| Set exercise |
Please give the listing again in its entirety, exactly as written.

| Excerpted records |
··········
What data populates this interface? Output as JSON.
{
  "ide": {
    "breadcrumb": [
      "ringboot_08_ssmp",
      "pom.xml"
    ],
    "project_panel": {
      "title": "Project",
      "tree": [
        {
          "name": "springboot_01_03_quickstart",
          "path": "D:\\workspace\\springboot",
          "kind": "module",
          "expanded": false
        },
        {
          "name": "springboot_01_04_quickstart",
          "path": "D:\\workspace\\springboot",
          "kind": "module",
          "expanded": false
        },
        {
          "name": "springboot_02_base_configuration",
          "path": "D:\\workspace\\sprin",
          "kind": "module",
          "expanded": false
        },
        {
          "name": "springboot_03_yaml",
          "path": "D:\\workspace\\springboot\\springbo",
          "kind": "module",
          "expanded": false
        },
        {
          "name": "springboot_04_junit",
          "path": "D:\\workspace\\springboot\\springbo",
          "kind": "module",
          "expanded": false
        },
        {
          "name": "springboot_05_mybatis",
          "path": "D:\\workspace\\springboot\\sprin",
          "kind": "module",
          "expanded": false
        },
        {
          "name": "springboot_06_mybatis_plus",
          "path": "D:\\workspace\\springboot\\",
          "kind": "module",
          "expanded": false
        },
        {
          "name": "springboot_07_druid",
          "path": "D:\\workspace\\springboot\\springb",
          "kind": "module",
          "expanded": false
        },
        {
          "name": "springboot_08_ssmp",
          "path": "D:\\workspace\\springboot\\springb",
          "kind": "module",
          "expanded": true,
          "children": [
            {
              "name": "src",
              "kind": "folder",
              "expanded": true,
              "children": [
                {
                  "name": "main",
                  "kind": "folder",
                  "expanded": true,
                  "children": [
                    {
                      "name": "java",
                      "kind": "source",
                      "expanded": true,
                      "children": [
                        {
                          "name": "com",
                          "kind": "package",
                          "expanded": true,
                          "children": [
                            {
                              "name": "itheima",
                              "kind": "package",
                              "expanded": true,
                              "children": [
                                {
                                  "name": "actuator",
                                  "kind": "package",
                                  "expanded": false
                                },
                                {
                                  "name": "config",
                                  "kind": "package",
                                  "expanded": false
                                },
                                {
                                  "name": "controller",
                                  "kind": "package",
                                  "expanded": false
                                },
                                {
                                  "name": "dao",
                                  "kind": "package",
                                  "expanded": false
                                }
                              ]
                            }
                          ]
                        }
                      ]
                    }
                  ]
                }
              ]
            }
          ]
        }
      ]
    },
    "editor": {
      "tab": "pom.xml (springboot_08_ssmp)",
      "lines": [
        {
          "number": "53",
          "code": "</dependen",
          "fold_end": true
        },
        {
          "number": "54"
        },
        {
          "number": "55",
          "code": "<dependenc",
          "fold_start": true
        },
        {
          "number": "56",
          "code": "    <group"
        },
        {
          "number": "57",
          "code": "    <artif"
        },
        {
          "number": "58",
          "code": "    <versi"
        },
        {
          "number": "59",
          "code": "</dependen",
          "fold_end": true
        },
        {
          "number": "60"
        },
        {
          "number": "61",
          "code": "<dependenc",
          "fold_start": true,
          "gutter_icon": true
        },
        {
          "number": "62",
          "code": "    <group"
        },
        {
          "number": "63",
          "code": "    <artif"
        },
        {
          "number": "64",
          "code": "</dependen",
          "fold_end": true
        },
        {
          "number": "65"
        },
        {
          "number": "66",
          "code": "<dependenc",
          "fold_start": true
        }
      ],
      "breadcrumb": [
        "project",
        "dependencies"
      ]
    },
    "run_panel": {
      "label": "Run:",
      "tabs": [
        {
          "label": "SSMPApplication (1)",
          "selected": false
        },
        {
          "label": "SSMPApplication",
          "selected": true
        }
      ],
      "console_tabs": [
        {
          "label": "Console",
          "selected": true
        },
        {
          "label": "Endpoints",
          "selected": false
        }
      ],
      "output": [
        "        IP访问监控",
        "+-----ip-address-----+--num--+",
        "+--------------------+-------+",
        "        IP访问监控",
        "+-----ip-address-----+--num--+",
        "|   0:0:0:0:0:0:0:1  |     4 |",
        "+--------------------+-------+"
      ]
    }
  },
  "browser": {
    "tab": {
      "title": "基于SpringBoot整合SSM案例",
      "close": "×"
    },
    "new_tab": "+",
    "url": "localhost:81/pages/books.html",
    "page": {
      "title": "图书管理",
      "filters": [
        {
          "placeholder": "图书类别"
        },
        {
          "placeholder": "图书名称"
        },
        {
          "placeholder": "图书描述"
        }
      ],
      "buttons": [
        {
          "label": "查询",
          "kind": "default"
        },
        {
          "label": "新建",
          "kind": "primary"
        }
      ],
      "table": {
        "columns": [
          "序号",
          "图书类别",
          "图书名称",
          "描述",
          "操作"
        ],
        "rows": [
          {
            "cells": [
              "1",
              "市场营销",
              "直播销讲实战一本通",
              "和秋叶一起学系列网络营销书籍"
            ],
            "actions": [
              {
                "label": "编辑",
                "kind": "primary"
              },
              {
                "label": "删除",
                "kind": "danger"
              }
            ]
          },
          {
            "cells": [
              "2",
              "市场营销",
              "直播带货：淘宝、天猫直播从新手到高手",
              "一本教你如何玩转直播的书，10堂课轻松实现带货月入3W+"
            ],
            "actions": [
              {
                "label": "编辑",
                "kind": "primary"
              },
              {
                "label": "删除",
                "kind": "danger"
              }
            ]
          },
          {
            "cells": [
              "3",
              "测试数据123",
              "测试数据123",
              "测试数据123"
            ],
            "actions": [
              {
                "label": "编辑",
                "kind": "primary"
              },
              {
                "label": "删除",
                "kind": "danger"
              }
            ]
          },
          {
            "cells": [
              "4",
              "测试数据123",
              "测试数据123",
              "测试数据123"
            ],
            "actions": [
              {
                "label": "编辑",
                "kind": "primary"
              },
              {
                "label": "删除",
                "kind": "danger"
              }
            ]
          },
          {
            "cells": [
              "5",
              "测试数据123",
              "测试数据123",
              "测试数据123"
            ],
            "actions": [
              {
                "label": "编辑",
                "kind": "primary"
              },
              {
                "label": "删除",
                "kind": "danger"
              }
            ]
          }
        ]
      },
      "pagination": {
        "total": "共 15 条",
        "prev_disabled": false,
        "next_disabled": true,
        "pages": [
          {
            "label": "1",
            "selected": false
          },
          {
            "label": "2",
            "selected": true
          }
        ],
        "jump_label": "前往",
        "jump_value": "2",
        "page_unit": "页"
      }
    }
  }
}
··········
| Complete response |
What data populates this interface? Output as JSON.
{
  "ide": {
    "breadcrumb": [
      "ringboot_08_ssmp",
      "pom.xml"
    ],
    "project_panel": {
      "title": "Project",
      "tree": [
        {
          "name": "springboot_01_03_quickstart",
          "path": "D:\\workspace\\springboot",
          "kind": "module",
          "expanded": false
        },
        {
          "name": "springboot_01_04_quickstart",
          "path": "D:\\workspace\\springboot",
          "kind": "module",
          "expanded": false
        },
        {
          "name": "springboot_02_base_configuration",
          "path": "D:\\workspace\\sprin",
          "kind": "module",
          "expanded": false
        },
        {
          "name": "springboot_03_yaml",
          "path": "D:\\workspace\\springboot\\springbo",
          "kind": "module",
          "expanded": false
        },
        {
          "name": "springboot_04_junit",
          "path": "D:\\workspace\\springboot\\springbo",
          "kind": "module",
          "expanded": false
        },
        {
          "name": "springboot_05_mybatis",
          "path": "D:\\workspace\\springboot\\sprin",
          "kind": "module",
          "expanded": false
        },
        {
          "name": "springboot_06_mybatis_plus",
          "path": "D:\\workspace\\springboot\\",
          "kind": "module",
          "expanded": false
        },
        {
          "name": "springboot_07_druid",
          "path": "D:\\workspace\\springboot\\springb",
          "kind": "module",
          "expanded": false
        },
        {
          "name": "springboot_08_ssmp",
          "path": "D:\\workspace\\springboot\\springb",
          "kind": "module",
          "expanded": true,
          "children": [
            {
              "name": "src",
              "kind": "folder",
              "expanded": true,
              "children": [
                {
                  "name": "main",
                  "kind": "folder",
                  "expanded": true,
                  "children": [
                    {
                      "name": "java",
                      "kind": "source",
                      "expanded": true,
                      "children": [
                        {
                          "name": "com",
                          "kind": "package",
                          "expanded": true,
                          "children": [
                            {
                              "name": "itheima",
                              "kind": "package",
                              "expanded": true,
                              "children": [
                                {
                                  "name": "actuator",
                                  "kind": "package",
                                  "expanded": false
                                },
                                {
                                  "name": "config",
                                  "kind": "package",
                                  "expanded": false
                                },
                                {
                                  "name": "controller",
                                  "kind": "package",
                                  "expanded": false
                                },
                                {
                                  "name": "dao",
                                  "kind": "package",
                                  "expanded": false
                                }
                              ]
                            }
                          ]
                        }
                      ]
                    }
                  ]
                }
              ]
            }
          ]
        }
      ]
    },
    "editor": {
      "tab": "pom.xml (springboot_08_ssmp)",
      "lines": [
        {
          "number": "53",
          "code": "</dependen",
          "fold_end": true
        },
        {
          "number": "54"
        },
        {
          "number": "55",
          "code": "<dependenc",
          "fold_start": true
        },
        {
          "number": "56",
          "code": "    <group"
        },
        {
          "number": "57",
          "code": "    <artif"
        },
        {
          "number": "58",
          "code": "    <versi"
        },
        {
          "number": "59",
          "code": "</dependen",
          "fold_end": true
        },
        {
          "number": "60"
        },
        {
          "number": "61",
          "code": "<dependenc",
          "fold_start": true,
          "gutter_icon": true
        },
        {
          "number": "62",
          "code": "    <group"
        },
        {
          "number": "63",
          "code": "    <artif"
        },
        {
          "number": "64",
          "code": "</dependen",
          "fold_end": true
        },
        {
          "number": "65"
        },
        {
          "number": "66",
          "code": "<dependenc",
          "fold_start": true
        }
      ],
      "breadcrumb": [
        "project",
        "dependencies"
      ]
    },
    "run_panel": {
      "label": "Run:",
      "tabs": [
        {
          "label": "SSMPApplication (1)",
          "selected": false
        },
        {
          "label": "SSMPApplication",
          "selected": true
        }
      ],
      "console_tabs": [
        {
          "label": "Console",
          "selected": true
        },
        {
          "label": "Endpoints",
          "selected": false
        }
      ],
      "output": [
        "        IP访问监控",
        "+-----ip-address-----+--num--+",
        "+--------------------+-------+",
        "        IP访问监控",
        "+-----ip-address-----+--num--+",
        "|   0:0:0:0:0:0:0:1  |     4 |",
        "+--------------------+-------+"
      ]
    }
  },
  "browser": {
    "tab": {
      "title": "基于SpringBoot整合SSM案例",
      "close": "×"
    },
    "new_tab": "+",
    "url": "localhost:81/pages/books.html",
    "page": {
      "title": "图书管理",
      "filters": [
        {
          "placeholder": "图书类别"
        },
        {
          "placeholder": "图书名称"
        },
        {
          "placeholder": "图书描述"
        }
      ],
      "buttons": [
        {
          "label": "查询",
          "kind": "default"
        },
        {
          "label": "新建",
          "kind": "primary"
        }
      ],
      "table": {
        "columns": [
          "序号",
          "图书类别",
          "图书名称",
          "描述",
          "操作"
        ],
        "rows": [
          {
            "cells": [
              "1",
              "市场营销",
              "直播销讲实战一本通",
              "和秋叶一起学系列网络营销书籍"
            ],
            "actions": [
              {
                "label": "编辑",
                "kind": "primary"
              },
              {
                "label": "删除",
                "kind": "danger"
              }
            ]
          },
          {
            "cells": [
              "2",
              "市场营销",
              "直播带货：淘宝、天猫直播从新手到高手",
              "一本教你如何玩转直播的书，10堂课轻松实现带货月入3W+"
            ],
            "actions": [
              {
                "label": "编辑",
                "kind": "primary"
              },
              {
                "label": "删除",
                "kind": "danger"
              }
            ]
          },
          {
            "cells": [
              "3",
              "测试数据123",
              "测试数据123",
              "测试数据123"
            ],
            "actions": [
              {
                "label": "编辑",
                "kind": "primary"
              },
              {
                "label": "删除",
                "kind": "danger"
              }
            ]
          },
          {
            "cells": [
              "4",
              "测试数据123",
              "测试数据123",
              "测试数据123"
            ],
            "actions": [
              {
                "label": "编辑",
                "kind": "primary"
              },
              {
                "label": "删除",
                "kind": "danger"
              }
            ]
          },
          {
            "cells": [
              "5",
              "测试数据123",
              "测试数据123",
              "测试数据123"
            ],
            "actions": [
              {
                "label": "编辑",
                "kind": "primary"
              },
              {
                "label": "删除",
                "kind": "danger"
              }
            ]
          }
        ]
      },
      "pagination": {
        "total": "共 15 条",
        "prev_disabled": false,
        "next_disabled": true,
        "pages": [
          {
            "label": "1",
            "selected": false
          },
          {
            "label": "2",
            "selected": true
          }
        ],
        "jump_label": "前往",
        "jump_value": "2",
        "page_unit": "页"
      }
    }
  }
}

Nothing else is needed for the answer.